**The problem:**
Copy out exactly every line from the line containing "Type out the text in this image." until the records below end, inclusive of both boundary lines.

**Dataset records:**
● ● ● ● ● ● ●

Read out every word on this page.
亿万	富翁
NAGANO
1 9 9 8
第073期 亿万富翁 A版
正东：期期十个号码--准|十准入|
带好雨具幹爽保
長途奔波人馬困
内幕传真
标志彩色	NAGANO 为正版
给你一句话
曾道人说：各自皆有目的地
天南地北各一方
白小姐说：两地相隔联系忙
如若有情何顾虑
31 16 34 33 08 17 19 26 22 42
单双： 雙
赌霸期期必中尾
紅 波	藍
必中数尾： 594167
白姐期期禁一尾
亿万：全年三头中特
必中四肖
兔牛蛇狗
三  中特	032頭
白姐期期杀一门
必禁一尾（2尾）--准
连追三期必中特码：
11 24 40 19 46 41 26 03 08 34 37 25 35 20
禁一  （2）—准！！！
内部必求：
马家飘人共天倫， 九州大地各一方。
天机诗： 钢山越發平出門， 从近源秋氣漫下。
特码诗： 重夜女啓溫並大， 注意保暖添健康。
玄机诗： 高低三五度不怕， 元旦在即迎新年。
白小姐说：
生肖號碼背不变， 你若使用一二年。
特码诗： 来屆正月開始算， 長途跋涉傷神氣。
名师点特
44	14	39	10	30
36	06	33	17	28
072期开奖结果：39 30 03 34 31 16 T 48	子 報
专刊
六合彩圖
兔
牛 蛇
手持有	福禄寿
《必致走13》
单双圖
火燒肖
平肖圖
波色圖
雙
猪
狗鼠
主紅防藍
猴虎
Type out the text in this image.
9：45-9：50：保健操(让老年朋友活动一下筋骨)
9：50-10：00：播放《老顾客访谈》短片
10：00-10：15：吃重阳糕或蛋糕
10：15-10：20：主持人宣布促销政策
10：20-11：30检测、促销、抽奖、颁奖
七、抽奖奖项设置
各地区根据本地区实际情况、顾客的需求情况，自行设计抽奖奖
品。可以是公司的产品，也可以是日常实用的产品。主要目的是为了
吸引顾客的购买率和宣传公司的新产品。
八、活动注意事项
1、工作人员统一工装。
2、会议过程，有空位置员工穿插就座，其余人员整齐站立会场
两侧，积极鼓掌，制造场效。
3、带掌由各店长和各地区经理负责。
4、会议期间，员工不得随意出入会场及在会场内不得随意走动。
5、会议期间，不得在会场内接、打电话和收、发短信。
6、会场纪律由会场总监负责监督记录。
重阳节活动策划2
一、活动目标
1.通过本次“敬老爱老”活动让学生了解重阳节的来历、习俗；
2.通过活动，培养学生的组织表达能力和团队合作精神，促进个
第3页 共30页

● ● ● ● ● ● ●

**Response to the exercise:**
Type out the text in this image.
9：45-9：50：保健操(让老年朋友活动一下筋骨)
9：50-10：00：播放《老顾客访谈》短片
10：00-10：15：吃重阳糕或蛋糕
10：15-10：20：主持人宣布促销政策
10：20-11：30检测、促销、抽奖、颁奖
七、抽奖奖项设置
各地区根据本地区实际情况、顾客的需求情况，自行设计抽奖奖
品。可以是公司的产品，也可以是日常实用的产品。主要目的是为了
吸引顾客的购买率和宣传公司的新产品。
八、活动注意事项
1、工作人员统一工装。
2、会议过程，有空位置员工穿插就座，其余人员整齐站立会场
两侧，积极鼓掌，制造场效。
3、带掌由各店长和各地区经理负责。
4、会议期间，员工不得随意出入会场及在会场内不得随意走动。
5、会议期间，不得在会场内接、打电话和收、发短信。
6、会场纪律由会场总监负责监督记录。
重阳节活动策划2
一、活动目标
1.通过本次“敬老爱老”活动让学生了解重阳节的来历、习俗；
2.通过活动，培养学生的组织表达能力和团队合作精神，促进个
第3页 共30页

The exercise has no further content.